• [Aim]: Reproduce these lines of the records exactly, beginning at the line that contains "tab-label: Audio: [187, 65, 221, 76]" and stopping after the line that contains "system-icon: [58, 191, 78, 204]".

• [Records from a dataset]:
= = = = = = =
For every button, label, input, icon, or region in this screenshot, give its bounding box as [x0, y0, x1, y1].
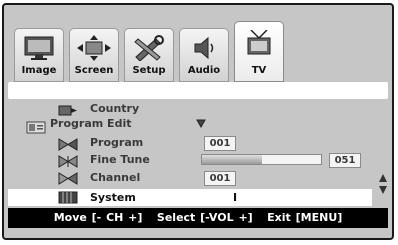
tab-label: Audio: [187, 65, 221, 76]
tab-label: Image: [21, 65, 57, 76]
tab-label: Screen: [74, 65, 114, 76]
menu-item-program-edit[interactable]: Program Edit: [50, 117, 131, 130]
tv-antenna-icon: [247, 30, 271, 55]
tab-tv[interactable]: TV: [234, 21, 284, 82]
fine-tune-slider-fill: [202, 155, 262, 164]
tools-icon: [134, 35, 164, 61]
channel-value: 001: [204, 171, 236, 186]
tab-label: Setup: [132, 65, 166, 76]
fine-tune-value: 051: [329, 153, 361, 168]
channel-icon: [58, 172, 78, 185]
scroll-arrows-icon[interactable]: [378, 173, 388, 195]
monitor-icon: [24, 36, 54, 60]
program-edit-icon: [26, 121, 46, 134]
resize-arrows-icon: [77, 35, 111, 61]
tab-audio[interactable]: Audio: [179, 28, 229, 82]
program-value: 001: [204, 136, 236, 151]
system-value: I: [204, 191, 266, 204]
tab-underline-band: [8, 82, 388, 99]
program-icon: [58, 138, 78, 151]
system-icon: [58, 191, 78, 204]
country-icon: [58, 105, 77, 116]
tv-osd-menu: Image Screen Setup Audio TV Country Prog…: [2, 3, 394, 240]
menu-tabs: Image Screen Setup Audio TV: [4, 5, 392, 82]
speaker-icon: [194, 36, 214, 60]
key-hint-bar: Move [- CH +] Select [-VOL +] Exit [MENU…: [8, 208, 388, 228]
tab-screen[interactable]: Screen: [69, 28, 119, 82]
tab-image[interactable]: Image: [14, 28, 64, 82]
menu-item-program[interactable]: Program: [90, 136, 143, 149]
menu-item-country[interactable]: Country: [90, 102, 139, 115]
tab-setup[interactable]: Setup: [124, 28, 174, 82]
fine-tune-icon: [58, 155, 78, 168]
menu-item-system[interactable]: System: [90, 191, 136, 204]
fine-tune-slider[interactable]: [201, 154, 322, 165]
tab-label: TV: [251, 65, 267, 76]
menu-item-channel[interactable]: Channel: [90, 171, 140, 184]
menu-item-fine-tune[interactable]: Fine Tune: [90, 153, 150, 166]
cursor-down-icon: [196, 119, 206, 128]
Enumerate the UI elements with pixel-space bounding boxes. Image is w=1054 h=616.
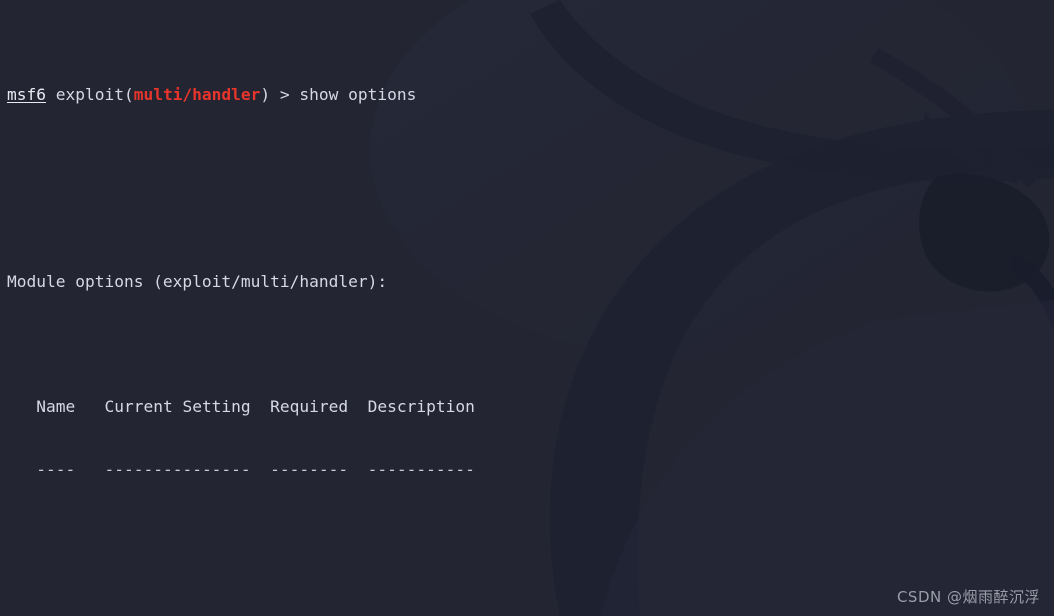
= = = = = = =
• [Reply]:
tab-label: Audio: [187, 65, 221, 76]
tab-label: Image: [21, 65, 57, 76]
tab-label: Screen: [74, 65, 114, 76]
menu-item-program-edit[interactable]: Program Edit: [50, 117, 131, 130]
tv-antenna-icon: [247, 30, 271, 55]
tab-tv[interactable]: TV: [234, 21, 284, 82]
fine-tune-slider-fill: [202, 155, 262, 164]
tools-icon: [134, 35, 164, 61]
channel-value: 001: [204, 171, 236, 186]
tab-label: Setup: [132, 65, 166, 76]
fine-tune-value: 051: [329, 153, 361, 168]
channel-icon: [58, 172, 78, 185]
scroll-arrows-icon[interactable]: [378, 173, 388, 195]
monitor-icon: [24, 36, 54, 60]
program-edit-icon: [26, 121, 46, 134]
resize-arrows-icon: [77, 35, 111, 61]
tab-audio[interactable]: Audio: [179, 28, 229, 82]
program-value: 001: [204, 136, 236, 151]
system-value: I: [204, 191, 266, 204]
tab-underline-band: [8, 82, 388, 99]
program-icon: [58, 138, 78, 151]
system-icon: [58, 191, 78, 204]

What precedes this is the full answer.